• EXERCISE TASK:
What number of lines hold the word "移动硬盘"? State that number and nothing besides.

• PROVIDED INFORMATION:
· · ·
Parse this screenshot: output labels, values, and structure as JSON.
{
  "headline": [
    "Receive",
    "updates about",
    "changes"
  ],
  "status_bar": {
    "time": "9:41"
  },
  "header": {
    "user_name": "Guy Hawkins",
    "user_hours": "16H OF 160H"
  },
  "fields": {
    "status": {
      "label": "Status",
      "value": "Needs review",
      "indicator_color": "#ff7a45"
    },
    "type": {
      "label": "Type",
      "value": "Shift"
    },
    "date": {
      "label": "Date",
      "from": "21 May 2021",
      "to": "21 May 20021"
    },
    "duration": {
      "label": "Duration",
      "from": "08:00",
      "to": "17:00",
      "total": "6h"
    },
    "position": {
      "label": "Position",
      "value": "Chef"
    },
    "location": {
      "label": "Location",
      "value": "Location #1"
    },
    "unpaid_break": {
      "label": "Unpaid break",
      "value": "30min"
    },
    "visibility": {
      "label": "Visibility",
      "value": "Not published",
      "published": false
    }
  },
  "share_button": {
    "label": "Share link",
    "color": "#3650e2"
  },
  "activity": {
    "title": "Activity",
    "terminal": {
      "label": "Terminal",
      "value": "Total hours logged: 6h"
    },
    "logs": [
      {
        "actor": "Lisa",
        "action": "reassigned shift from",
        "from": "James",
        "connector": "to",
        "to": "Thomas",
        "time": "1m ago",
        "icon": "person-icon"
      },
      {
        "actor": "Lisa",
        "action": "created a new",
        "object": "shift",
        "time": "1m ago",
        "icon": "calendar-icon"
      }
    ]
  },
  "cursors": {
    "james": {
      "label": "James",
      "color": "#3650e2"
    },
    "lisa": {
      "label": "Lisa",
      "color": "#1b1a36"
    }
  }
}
· · ·
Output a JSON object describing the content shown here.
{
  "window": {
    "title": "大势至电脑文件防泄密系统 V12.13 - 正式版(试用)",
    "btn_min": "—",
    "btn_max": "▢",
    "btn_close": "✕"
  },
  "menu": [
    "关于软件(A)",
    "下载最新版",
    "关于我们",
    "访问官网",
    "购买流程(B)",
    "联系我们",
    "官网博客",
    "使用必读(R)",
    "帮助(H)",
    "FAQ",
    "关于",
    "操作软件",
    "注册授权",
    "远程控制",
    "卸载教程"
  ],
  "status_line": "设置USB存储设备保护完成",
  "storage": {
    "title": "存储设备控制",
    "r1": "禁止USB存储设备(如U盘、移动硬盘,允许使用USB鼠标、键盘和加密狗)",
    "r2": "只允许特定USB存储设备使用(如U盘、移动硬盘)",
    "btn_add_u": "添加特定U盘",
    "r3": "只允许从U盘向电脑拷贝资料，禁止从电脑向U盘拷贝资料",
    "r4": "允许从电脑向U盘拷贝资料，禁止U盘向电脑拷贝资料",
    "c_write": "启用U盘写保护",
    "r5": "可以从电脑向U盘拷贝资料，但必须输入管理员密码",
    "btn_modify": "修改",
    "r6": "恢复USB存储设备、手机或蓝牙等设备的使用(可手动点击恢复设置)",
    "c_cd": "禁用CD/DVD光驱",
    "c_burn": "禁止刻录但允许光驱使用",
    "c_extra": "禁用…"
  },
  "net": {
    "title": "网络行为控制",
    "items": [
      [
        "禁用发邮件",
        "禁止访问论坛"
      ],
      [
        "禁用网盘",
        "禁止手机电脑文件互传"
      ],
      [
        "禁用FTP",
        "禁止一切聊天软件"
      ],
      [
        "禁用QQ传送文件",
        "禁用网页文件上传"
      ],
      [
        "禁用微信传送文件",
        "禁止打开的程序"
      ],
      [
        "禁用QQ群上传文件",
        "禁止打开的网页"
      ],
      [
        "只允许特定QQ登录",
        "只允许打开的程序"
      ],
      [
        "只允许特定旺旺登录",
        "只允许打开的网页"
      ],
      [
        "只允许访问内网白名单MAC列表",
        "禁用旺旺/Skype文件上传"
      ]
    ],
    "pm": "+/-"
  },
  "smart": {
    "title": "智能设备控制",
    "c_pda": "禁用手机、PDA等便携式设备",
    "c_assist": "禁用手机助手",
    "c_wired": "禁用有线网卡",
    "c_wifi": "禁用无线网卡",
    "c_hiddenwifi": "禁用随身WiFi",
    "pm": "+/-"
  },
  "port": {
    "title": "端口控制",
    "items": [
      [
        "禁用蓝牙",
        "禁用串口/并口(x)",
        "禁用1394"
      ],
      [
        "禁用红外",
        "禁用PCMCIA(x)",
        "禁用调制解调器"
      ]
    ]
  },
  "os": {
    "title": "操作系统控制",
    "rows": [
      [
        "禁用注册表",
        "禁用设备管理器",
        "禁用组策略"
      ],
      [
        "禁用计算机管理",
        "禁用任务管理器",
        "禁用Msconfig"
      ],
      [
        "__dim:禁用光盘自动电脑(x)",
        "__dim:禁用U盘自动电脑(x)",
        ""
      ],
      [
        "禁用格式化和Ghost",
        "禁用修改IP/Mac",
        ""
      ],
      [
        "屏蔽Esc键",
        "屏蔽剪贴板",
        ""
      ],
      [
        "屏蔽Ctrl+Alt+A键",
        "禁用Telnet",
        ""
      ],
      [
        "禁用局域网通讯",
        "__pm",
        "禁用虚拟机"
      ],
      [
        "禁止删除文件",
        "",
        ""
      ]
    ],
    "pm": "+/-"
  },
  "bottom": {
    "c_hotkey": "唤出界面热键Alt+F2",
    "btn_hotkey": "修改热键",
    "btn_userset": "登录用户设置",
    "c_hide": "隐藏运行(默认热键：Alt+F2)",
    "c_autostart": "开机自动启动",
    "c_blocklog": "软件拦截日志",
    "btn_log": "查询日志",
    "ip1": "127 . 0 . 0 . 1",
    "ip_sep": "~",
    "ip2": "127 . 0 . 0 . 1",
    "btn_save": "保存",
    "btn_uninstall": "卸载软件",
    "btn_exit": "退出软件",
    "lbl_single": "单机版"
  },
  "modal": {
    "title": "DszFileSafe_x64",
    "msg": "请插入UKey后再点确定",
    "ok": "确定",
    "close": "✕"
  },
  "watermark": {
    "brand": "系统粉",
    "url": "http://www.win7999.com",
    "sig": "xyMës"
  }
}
· · ·
• RESPONSE:
2